(Records)
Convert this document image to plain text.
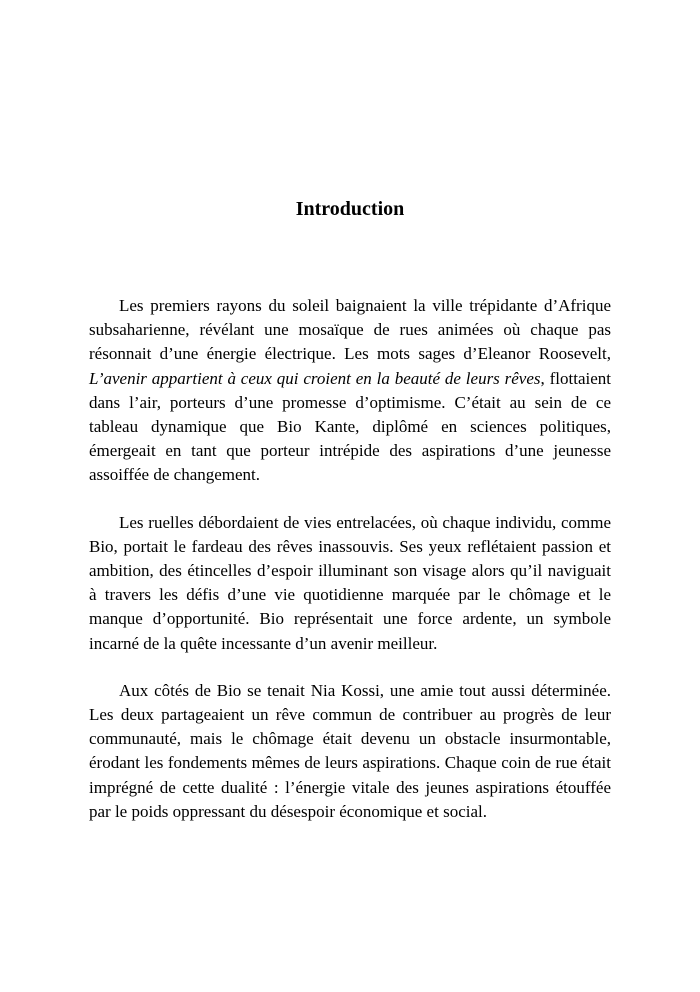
Introduction

Les premiers rayons du soleil baignaient la ville trépidante d’Afrique subsaharienne, révélant une mosaïque de rues animées où chaque pas résonnait d’une énergie électrique. Les mots sages d’Eleanor Roosevelt, L’avenir appartient à ceux qui croient en la beauté de leurs rêves, flottaient dans l’air, porteurs d’une promesse d’optimisme. C’était au sein de ce tableau dynamique que Bio Kante, diplômé en sciences politiques, émergeait en tant que porteur intrépide des aspirations d’une jeunesse assoiffée de changement.

Les ruelles débordaient de vies entrelacées, où chaque individu, comme Bio, portait le fardeau des rêves inassouvis. Ses yeux reflétaient passion et ambition, des étincelles d’espoir illuminant son visage alors qu’il naviguait à travers les défis d’une vie quotidienne marquée par le chômage et le manque d’opportunité. Bio représentait une force ardente, un symbole incarné de la quête incessante d’un avenir meilleur.

Aux côtés de Bio se tenait Nia Kossi, une amie tout aussi déterminée. Les deux partageaient un rêve commun de contribuer au progrès de leur communauté, mais le chômage était devenu un obstacle insurmontable, érodant les fondements mêmes de leurs aspirations. Chaque coin de rue était imprégné de cette dualité : l’énergie vitale des jeunes aspirations étouffée par le poids oppressant du désespoir économique et social.
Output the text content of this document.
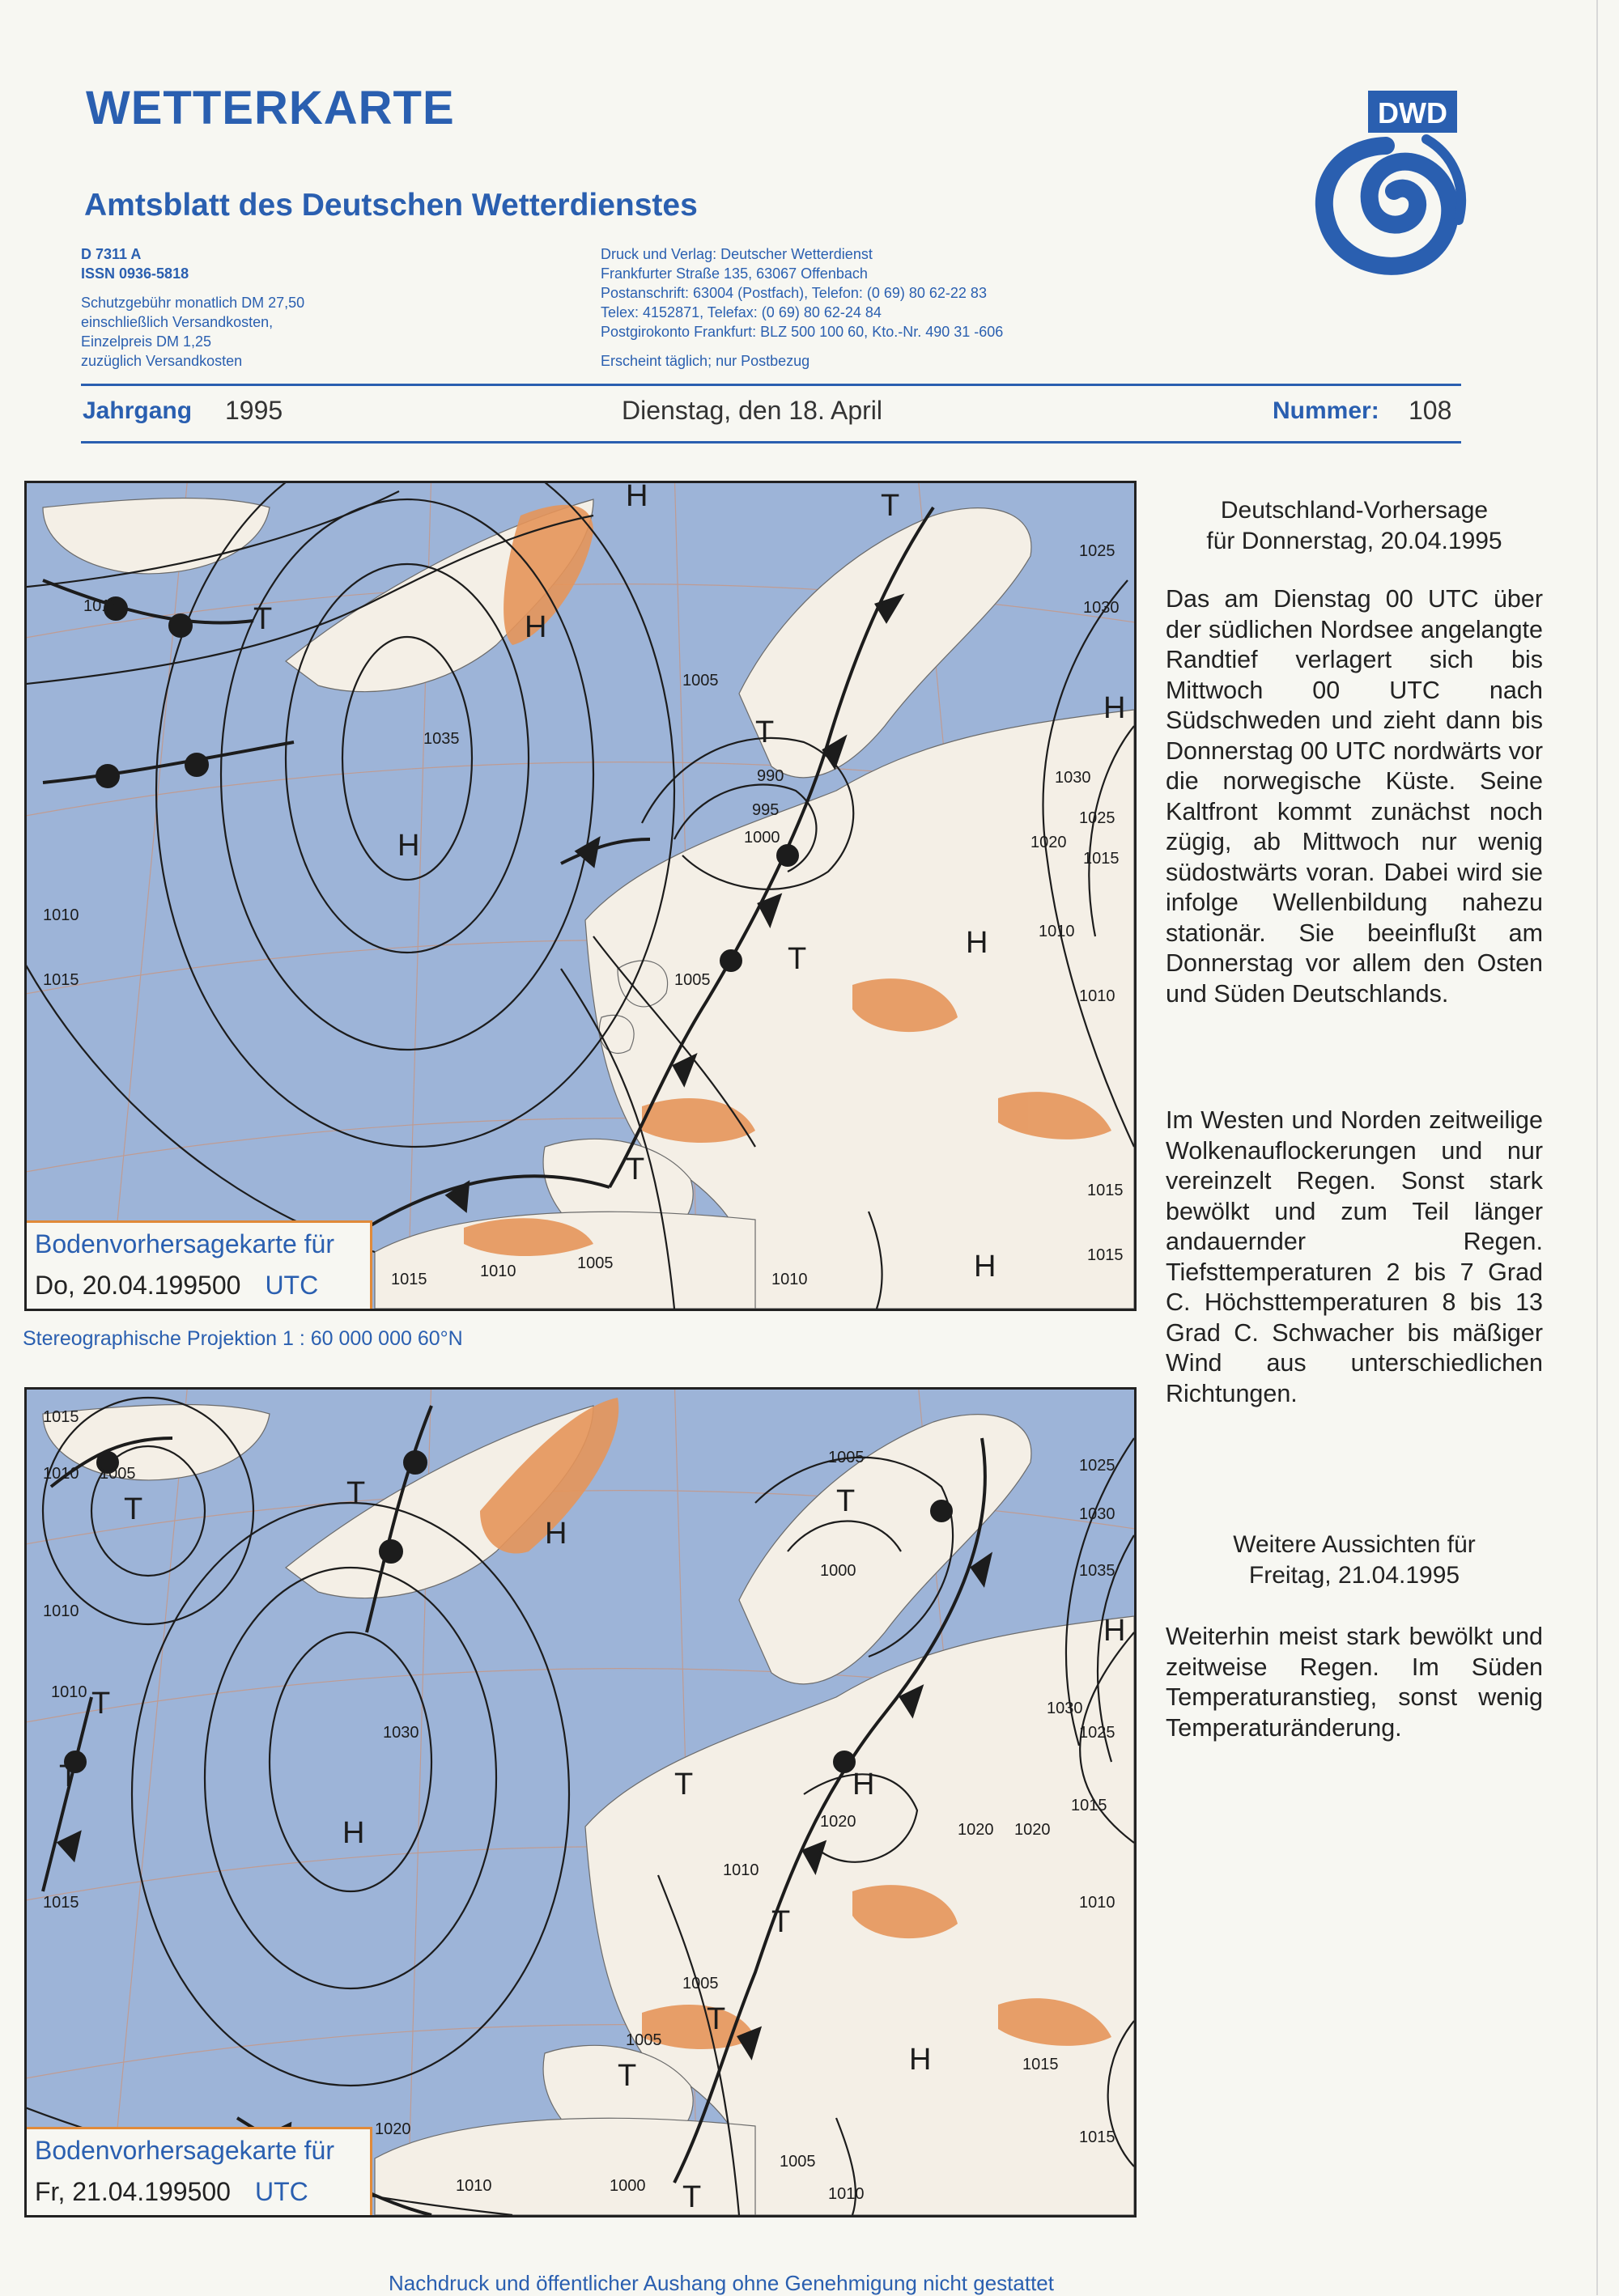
WETTERKARTE
Amtsblatt des Deutschen Wetterdienstes
D 7311 A
ISSN 0936-5818
Schutzgebühr monatlich DM 27,50
einschließlich Versandkosten,
Einzelpreis DM 1,25
zuzüglich Versandkosten
Druck und Verlag: Deutscher Wetterdienst
Frankfurter Straße 135, 63067 Offenbach
Postanschrift: 63004 (Postfach), Telefon: (0 69) 80 62-22 83
Telex: 4152871, Telefax: (0 69) 80 62-24 84
Postgirokonto Frankfurt: BLZ 500 100 60, Kto.-Nr. 490 31 -606
Erscheint täglich; nur Postbezug
DWD
Jahrgang 1995	Dienstag, den 18. April	Nummer: 108
H
H
H
H
H
T
T
T
T
T
H
1015
1035
1005
990
995
1000
1010
1015
1025
1030
1030
1025
1020
1015
1010
1010
1005
1010
1015
1015
1015
1005
1010
Bodenvorhersagekarte für
Do, 20.04.199500 UTC
Stereographische Projektion 1 : 60 000 000 60°N
T	T
T
H
T
T
H
H
H
T
T
T
H
T
T
1015
1010 1005
1010
1010
1030
1015
1000
1005	1025
1030
1035
1030
1025
1020 1020
1020
1015
1010
1010
1005
1005
1020
1010	1000
1005
1010
1015
1015
Bodenvorhersagekarte für
Fr, 21.04.199500 UTC
Deutschland-Vorhersage
für Donnerstag, 20.04.1995
Das am Dienstag 00 UTC über der südlichen Nordsee angelangte Randtief verlagert sich bis Mittwoch 00 UTC nach Südschweden und zieht dann bis Donnerstag 00 UTC nordwärts vor die norwegische Küste. Seine Kaltfront kommt zunächst noch zügig, ab Mittwoch nur wenig südostwärts voran. Dabei wird sie infolge Wellenbildung nahezu stationär. Sie beeinflußt am Donnerstag vor allem den Osten und Süden Deutschlands.
Im Westen und Norden zeitweilige Wolkenauflockerungen und nur vereinzelt Regen. Sonst stark bewölkt und zum Teil länger andauernder Regen. Tiefsttemperaturen 2 bis 7 Grad C. Höchsttemperaturen 8 bis 13 Grad C. Schwacher bis mäßiger Wind aus unterschiedlichen Richtungen.
Weitere Aussichten für
Freitag, 21.04.1995
Weiterhin meist stark bewölkt und zeitweise Regen. Im Süden Temperaturanstieg, sonst wenig Temperaturänderung.
Nachdruck und öffentlicher Aushang ohne Genehmigung nicht gestattet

- Exercise directions: Repeat the entries exactly and keep the pictures out of the copy.

- Task solution:
Convert this document image to plain text.
Introduction

Les premiers rayons du soleil baignaient la ville trépidante d’Afrique subsaharienne, révélant une mosaïque de rues animées où chaque pas résonnait d’une énergie électrique. Les mots sages d’Eleanor Roosevelt, L’avenir appartient à ceux qui croient en la beauté de leurs rêves, flottaient dans l’air, porteurs d’une promesse d’optimisme. C’était au sein de ce tableau dynamique que Bio Kante, diplômé en sciences politiques, émergeait en tant que porteur intrépide des aspirations d’une jeunesse assoiffée de changement.

Les ruelles débordaient de vies entrelacées, où chaque individu, comme Bio, portait le fardeau des rêves inassouvis. Ses yeux reflétaient passion et ambition, des étincelles d’espoir illuminant son visage alors qu’il naviguait à travers les défis d’une vie quotidienne marquée par le chômage et le manque d’opportunité. Bio représentait une force ardente, un symbole incarné de la quête incessante d’un avenir meilleur.

Aux côtés de Bio se tenait Nia Kossi, une amie tout aussi déterminée. Les deux partageaient un rêve commun de contribuer au progrès de leur communauté, mais le chômage était devenu un obstacle insurmontable, érodant les fondements mêmes de leurs aspirations. Chaque coin de rue était imprégné de cette dualité : l’énergie vitale des jeunes aspirations étouffée par le poids oppressant du désespoir économique et social.
Output the text content of this document.
WETTERKARTE
Amtsblatt des Deutschen Wetterdienstes
D 7311 A
ISSN 0936-5818
Schutzgebühr monatlich DM 27,50
einschließlich Versandkosten,
Einzelpreis DM 1,25
zuzüglich Versandkosten
Druck und Verlag: Deutscher Wetterdienst
Frankfurter Straße 135, 63067 Offenbach
Postanschrift: 63004 (Postfach), Telefon: (0 69) 80 62-22 83
Telex: 4152871, Telefax: (0 69) 80 62-24 84
Postgirokonto Frankfurt: BLZ 500 100 60, Kto.-Nr. 490 31 -606
Erscheint täglich; nur Postbezug
DWD
Jahrgang 1995	Dienstag, den 18. April	Nummer: 108
H
H
H
H
H
T
T
T
T
T
H
1015
1035
1005
990
995
1000
1010
1015
1025
1030
1030
1025
1020
1015
1010
1010
1005
1010
1015
1015
1015
1005
1010
Bodenvorhersagekarte für
Do, 20.04.199500 UTC
Stereographische Projektion 1 : 60 000 000 60°N
T	T
T
H
T
T
H
H
H
T
T
T
H
T
T
1015
1010 1005
1010
1010
1030
1015
1000
1005	1025
1030
1035
1030
1025
1020 1020
1020
1015
1010
1010
1005
1005
1020
1010	1000
1005
1010
1015
1015
Bodenvorhersagekarte für
Fr, 21.04.199500 UTC
Deutschland-Vorhersage
für Donnerstag, 20.04.1995
Das am Dienstag 00 UTC über der südlichen Nordsee angelangte Randtief verlagert sich bis Mittwoch 00 UTC nach Südschweden und zieht dann bis Donnerstag 00 UTC nordwärts vor die norwegische Küste. Seine Kaltfront kommt zunächst noch zügig, ab Mittwoch nur wenig südostwärts voran. Dabei wird sie infolge Wellenbildung nahezu stationär. Sie beeinflußt am Donnerstag vor allem den Osten und Süden Deutschlands.
Im Westen und Norden zeitweilige Wolkenauflockerungen und nur vereinzelt Regen. Sonst stark bewölkt und zum Teil länger andauernder Regen. Tiefsttemperaturen 2 bis 7 Grad C. Höchsttemperaturen 8 bis 13 Grad C. Schwacher bis mäßiger Wind aus unterschiedlichen Richtungen.
Weitere Aussichten für
Freitag, 21.04.1995
Weiterhin meist stark bewölkt und zeitweise Regen. Im Süden Temperaturanstieg, sonst wenig Temperaturänderung.
Nachdruck und öffentlicher Aushang ohne Genehmigung nicht gestattet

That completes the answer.